<<<<
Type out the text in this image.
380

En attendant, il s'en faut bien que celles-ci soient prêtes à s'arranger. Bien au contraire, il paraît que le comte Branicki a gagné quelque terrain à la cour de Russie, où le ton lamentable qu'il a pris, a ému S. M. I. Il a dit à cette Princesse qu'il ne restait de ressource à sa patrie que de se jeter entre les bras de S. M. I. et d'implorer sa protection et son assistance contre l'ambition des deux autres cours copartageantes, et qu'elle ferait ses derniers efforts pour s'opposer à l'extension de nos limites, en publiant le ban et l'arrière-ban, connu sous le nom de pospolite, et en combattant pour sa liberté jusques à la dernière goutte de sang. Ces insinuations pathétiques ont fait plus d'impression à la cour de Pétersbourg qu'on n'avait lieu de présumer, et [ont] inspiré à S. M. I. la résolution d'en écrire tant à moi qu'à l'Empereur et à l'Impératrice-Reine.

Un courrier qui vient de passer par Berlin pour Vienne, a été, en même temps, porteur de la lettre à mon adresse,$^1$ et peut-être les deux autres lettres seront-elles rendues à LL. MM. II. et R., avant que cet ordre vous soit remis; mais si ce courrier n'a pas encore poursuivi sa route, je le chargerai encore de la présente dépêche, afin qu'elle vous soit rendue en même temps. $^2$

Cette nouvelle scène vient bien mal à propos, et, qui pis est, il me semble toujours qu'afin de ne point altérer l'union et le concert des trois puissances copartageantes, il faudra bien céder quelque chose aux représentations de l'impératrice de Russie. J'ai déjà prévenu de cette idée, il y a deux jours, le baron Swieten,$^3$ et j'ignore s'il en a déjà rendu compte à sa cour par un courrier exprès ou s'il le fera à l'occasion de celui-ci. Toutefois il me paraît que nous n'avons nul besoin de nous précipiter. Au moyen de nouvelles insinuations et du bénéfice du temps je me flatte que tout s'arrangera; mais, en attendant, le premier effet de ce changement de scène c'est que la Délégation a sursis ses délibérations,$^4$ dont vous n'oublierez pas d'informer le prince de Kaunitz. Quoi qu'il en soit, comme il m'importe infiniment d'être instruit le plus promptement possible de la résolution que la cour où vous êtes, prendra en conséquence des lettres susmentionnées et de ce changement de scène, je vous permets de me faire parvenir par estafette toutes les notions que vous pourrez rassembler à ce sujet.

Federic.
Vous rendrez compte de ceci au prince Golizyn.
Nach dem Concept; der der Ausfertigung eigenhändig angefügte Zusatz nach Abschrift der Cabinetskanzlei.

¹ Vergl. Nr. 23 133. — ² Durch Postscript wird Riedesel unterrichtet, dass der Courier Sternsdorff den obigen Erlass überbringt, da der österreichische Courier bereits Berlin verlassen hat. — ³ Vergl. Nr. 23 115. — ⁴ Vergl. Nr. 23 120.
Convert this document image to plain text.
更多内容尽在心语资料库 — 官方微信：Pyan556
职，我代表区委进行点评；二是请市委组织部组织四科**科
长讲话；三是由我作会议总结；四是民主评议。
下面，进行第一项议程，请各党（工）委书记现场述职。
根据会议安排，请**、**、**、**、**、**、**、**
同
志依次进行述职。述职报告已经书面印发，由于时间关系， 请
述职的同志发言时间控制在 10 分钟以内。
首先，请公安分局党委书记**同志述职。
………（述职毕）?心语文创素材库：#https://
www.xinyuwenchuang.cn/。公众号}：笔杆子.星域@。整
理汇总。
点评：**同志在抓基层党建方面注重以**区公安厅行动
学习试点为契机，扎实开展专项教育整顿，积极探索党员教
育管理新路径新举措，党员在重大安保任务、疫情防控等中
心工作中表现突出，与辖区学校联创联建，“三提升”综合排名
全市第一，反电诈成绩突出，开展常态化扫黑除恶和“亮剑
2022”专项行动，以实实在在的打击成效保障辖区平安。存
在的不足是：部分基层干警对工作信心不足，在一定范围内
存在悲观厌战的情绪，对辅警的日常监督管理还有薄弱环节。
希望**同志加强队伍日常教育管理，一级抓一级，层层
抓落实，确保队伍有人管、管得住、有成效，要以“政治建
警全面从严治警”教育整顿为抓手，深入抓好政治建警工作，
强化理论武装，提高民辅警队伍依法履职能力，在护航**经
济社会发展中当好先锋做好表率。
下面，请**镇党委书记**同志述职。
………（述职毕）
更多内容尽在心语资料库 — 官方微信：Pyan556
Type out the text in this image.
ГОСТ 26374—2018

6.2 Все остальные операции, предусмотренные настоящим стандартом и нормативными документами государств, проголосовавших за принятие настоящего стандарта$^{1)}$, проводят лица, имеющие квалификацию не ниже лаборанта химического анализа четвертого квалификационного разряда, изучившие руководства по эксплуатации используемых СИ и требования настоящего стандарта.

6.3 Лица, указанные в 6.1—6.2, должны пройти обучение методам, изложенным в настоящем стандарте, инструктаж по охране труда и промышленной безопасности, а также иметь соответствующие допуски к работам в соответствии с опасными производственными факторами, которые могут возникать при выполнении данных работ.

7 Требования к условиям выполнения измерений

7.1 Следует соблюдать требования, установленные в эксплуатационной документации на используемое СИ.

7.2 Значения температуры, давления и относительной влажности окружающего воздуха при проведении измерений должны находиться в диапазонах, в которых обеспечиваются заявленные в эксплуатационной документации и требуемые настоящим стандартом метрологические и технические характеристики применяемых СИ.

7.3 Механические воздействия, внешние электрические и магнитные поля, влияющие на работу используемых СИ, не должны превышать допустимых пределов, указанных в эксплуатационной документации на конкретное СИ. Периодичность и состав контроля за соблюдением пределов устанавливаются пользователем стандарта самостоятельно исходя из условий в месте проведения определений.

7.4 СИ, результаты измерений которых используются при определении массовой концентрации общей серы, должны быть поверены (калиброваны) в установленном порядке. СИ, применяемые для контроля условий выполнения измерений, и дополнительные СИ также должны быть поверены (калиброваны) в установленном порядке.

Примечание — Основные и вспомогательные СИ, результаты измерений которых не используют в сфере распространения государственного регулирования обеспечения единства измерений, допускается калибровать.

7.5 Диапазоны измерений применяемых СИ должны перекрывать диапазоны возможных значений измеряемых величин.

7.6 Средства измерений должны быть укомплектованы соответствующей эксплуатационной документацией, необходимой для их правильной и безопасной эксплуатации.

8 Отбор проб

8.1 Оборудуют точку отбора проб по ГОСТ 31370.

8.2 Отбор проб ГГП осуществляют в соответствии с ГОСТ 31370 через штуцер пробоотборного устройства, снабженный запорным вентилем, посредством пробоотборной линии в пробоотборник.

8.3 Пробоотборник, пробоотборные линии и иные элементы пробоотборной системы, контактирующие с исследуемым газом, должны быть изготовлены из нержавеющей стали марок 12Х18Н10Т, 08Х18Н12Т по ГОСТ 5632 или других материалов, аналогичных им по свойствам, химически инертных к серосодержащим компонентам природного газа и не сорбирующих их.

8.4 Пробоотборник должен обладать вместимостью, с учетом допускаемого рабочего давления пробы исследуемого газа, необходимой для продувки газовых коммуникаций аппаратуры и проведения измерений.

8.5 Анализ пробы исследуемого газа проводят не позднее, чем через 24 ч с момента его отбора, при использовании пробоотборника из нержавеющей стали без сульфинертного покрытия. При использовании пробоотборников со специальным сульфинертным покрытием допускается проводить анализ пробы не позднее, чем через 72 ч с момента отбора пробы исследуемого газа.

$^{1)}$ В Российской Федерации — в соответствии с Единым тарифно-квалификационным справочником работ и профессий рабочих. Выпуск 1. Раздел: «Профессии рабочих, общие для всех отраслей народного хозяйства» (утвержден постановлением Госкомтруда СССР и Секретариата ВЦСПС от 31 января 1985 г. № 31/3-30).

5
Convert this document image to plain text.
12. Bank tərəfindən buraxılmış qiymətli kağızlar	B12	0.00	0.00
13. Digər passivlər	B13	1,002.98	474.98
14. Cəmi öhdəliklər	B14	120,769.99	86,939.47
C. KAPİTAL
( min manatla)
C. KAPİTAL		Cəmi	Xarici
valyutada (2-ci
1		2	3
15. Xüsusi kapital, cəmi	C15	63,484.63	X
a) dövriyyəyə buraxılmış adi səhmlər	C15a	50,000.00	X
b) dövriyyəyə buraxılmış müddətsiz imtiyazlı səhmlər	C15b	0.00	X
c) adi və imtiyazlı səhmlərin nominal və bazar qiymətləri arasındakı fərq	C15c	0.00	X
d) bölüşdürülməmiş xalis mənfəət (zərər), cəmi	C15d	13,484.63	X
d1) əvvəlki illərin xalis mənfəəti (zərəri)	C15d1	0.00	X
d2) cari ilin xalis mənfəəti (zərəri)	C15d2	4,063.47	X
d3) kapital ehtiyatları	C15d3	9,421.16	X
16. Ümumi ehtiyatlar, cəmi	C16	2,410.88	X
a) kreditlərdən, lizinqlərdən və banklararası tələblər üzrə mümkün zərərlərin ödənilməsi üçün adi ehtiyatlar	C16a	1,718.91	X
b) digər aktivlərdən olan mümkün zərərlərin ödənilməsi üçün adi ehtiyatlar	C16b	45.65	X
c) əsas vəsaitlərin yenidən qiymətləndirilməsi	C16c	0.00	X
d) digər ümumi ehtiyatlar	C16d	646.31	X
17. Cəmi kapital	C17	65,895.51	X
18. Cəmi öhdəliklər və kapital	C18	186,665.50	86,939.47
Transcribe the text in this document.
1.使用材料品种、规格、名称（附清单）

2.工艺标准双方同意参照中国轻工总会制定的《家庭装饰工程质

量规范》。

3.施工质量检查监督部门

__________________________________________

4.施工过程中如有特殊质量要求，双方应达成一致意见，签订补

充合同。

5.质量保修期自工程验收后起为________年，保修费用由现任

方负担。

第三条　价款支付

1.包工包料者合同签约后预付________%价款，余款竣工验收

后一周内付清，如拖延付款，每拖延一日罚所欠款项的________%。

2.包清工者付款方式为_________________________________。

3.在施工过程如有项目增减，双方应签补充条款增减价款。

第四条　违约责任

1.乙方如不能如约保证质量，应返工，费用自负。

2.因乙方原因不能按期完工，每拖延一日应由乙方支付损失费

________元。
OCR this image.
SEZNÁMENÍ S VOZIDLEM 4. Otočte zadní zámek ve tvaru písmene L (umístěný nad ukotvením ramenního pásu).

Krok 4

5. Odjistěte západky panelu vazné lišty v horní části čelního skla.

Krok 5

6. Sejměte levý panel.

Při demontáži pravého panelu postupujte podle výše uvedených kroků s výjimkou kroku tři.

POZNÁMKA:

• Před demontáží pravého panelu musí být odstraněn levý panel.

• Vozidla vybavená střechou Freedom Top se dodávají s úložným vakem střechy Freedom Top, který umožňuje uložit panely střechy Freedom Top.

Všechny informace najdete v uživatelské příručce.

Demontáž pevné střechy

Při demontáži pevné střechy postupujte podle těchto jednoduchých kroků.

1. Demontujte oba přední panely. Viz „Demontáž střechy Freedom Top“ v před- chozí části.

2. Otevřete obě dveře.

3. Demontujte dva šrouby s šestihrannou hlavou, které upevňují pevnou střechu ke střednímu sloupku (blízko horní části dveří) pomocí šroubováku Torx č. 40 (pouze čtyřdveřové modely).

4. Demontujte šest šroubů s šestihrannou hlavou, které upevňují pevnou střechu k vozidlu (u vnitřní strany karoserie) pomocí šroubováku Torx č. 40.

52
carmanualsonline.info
>>>>
• _Given task_:
Find all lines where the word "используемых" appears. Copy them.

• _Full solution_:
6.2 Все остальные операции, предусмотренные настоящим стандартом и нормативными документами государств, проголосовавших за принятие настоящего стандарта$^{1)}$, проводят лица, имеющие квалификацию не ниже лаборанта химического анализа четвертого квалификационного разряда, изучившие руководства по эксплуатации используемых СИ и требования настоящего стандарта.
7.3 Механические воздействия, внешние электрические и магнитные поля, влияющие на работу используемых СИ, не должны превышать допустимых пределов, указанных в эксплуатационной документации на конкретное СИ. Периодичность и состав контроля за соблюдением пределов устанавливаются пользователем стандарта самостоятельно исходя из условий в месте проведения определений.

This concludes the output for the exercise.